> Exercise goal
Check each line of the records below for the word "JSON" and copy those where it appears.

########################################

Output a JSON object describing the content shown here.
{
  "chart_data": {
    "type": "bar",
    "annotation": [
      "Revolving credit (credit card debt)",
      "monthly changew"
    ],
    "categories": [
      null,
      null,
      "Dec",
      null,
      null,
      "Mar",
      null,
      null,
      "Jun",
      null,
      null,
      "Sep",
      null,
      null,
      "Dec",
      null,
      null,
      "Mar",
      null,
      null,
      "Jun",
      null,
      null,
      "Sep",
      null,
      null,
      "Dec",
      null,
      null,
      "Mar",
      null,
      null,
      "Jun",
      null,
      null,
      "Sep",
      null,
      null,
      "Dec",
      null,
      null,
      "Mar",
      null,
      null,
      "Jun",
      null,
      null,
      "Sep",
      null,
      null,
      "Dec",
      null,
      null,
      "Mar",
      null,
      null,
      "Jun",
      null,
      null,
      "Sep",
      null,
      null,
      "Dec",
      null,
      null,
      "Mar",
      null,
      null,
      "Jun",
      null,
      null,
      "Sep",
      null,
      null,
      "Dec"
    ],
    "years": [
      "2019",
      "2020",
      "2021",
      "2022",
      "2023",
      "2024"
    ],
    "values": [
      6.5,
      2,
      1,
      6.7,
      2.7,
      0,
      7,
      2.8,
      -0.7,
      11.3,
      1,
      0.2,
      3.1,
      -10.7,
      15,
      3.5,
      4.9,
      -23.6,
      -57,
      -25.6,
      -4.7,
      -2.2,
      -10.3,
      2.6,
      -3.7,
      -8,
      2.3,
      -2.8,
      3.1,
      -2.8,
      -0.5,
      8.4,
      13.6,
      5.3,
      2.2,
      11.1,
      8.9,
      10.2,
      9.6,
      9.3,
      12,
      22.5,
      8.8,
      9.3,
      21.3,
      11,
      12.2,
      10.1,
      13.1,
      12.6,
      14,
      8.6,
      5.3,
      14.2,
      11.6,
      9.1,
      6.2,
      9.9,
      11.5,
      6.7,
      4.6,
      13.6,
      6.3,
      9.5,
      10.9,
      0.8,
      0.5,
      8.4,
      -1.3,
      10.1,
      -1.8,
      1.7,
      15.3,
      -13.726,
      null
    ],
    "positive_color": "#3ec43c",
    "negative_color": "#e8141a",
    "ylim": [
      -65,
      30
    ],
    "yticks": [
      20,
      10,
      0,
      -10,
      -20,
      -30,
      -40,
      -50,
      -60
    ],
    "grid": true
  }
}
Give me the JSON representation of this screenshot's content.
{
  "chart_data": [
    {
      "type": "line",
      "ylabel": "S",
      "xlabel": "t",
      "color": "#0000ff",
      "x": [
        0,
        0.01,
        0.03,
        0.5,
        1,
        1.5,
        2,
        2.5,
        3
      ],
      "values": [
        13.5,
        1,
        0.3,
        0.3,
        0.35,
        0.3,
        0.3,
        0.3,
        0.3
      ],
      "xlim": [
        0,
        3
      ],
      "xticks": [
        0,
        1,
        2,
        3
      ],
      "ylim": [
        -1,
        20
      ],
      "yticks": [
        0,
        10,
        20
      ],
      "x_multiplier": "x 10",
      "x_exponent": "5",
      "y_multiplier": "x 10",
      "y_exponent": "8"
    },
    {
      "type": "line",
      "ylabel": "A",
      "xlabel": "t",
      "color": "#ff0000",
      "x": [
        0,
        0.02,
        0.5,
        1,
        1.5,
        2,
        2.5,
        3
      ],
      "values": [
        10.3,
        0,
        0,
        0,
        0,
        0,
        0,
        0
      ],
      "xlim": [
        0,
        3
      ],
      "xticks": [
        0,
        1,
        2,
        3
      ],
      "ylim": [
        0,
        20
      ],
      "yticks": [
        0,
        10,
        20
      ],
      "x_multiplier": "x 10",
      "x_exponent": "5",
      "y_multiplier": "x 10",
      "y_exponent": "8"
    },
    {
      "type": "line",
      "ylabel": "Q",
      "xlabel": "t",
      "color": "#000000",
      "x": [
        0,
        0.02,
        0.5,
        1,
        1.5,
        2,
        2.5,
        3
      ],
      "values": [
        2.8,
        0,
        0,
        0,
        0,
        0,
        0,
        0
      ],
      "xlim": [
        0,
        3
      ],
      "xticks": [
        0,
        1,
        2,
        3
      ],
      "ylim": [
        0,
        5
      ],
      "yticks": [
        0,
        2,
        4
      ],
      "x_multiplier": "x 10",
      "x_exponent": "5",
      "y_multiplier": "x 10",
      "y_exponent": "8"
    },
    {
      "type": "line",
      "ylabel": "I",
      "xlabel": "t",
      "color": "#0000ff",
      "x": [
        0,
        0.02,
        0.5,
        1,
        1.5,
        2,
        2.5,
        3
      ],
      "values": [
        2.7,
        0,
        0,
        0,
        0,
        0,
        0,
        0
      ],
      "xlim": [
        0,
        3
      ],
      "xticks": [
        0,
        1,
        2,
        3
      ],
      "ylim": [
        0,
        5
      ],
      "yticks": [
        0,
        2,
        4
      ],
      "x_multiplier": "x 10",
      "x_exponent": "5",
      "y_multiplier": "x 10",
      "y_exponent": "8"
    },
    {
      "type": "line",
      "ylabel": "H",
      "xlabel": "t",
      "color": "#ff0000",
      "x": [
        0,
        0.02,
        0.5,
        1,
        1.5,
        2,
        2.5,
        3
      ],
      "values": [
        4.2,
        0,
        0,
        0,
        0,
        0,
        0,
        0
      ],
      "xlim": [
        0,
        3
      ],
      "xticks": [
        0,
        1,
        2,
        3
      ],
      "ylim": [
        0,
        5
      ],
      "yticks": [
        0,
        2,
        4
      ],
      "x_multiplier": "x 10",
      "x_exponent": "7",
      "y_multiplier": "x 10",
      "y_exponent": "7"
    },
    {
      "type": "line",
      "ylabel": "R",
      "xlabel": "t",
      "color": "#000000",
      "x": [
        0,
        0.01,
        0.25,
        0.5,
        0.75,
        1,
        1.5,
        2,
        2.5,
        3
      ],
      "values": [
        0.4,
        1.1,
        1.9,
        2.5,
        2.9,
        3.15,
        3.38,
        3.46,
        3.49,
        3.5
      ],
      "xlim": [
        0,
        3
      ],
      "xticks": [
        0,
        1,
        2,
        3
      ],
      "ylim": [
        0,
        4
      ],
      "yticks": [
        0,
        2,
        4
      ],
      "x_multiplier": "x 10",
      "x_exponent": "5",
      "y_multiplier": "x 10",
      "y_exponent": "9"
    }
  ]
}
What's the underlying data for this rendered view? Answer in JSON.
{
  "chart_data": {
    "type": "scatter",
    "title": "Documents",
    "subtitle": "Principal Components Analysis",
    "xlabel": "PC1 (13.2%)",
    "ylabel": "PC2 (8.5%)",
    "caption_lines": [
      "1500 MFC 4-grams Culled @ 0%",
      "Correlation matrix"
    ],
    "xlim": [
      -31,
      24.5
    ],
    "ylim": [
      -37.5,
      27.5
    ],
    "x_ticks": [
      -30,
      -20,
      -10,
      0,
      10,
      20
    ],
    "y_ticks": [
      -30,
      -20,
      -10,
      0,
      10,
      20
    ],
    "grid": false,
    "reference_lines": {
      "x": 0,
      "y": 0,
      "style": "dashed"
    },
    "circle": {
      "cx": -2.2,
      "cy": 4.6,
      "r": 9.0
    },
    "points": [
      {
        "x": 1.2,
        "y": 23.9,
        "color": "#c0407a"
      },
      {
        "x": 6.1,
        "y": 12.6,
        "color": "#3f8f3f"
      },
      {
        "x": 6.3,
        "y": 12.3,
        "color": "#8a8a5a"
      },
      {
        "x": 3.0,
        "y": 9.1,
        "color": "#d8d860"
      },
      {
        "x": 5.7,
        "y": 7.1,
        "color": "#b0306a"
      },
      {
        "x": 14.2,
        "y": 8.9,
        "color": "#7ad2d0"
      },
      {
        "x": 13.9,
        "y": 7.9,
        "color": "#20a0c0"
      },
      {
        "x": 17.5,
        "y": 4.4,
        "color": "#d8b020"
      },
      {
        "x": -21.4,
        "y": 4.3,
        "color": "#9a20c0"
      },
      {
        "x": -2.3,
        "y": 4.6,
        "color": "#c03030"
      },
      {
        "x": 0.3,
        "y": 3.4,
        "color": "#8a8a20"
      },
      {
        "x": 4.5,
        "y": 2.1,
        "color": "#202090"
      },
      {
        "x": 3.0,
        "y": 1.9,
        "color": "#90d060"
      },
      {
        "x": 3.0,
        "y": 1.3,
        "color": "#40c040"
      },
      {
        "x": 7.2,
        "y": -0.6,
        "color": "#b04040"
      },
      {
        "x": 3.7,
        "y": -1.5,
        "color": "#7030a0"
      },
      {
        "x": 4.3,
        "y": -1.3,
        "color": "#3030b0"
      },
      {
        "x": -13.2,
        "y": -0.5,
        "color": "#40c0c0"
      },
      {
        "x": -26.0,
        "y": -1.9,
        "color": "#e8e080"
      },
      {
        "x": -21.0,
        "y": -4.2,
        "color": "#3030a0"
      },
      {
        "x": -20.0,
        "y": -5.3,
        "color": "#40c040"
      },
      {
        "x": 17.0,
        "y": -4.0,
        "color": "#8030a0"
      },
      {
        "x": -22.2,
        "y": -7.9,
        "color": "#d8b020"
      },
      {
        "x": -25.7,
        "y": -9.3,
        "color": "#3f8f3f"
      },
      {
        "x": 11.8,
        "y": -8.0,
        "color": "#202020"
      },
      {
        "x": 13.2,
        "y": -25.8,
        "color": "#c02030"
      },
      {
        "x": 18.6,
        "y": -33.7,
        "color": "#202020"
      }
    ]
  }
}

########################################

> Output for this exercise
Output a JSON object describing the content shown here.
Give me the JSON representation of this screenshot's content.
What's the underlying data for this rendered view? Answer in JSON.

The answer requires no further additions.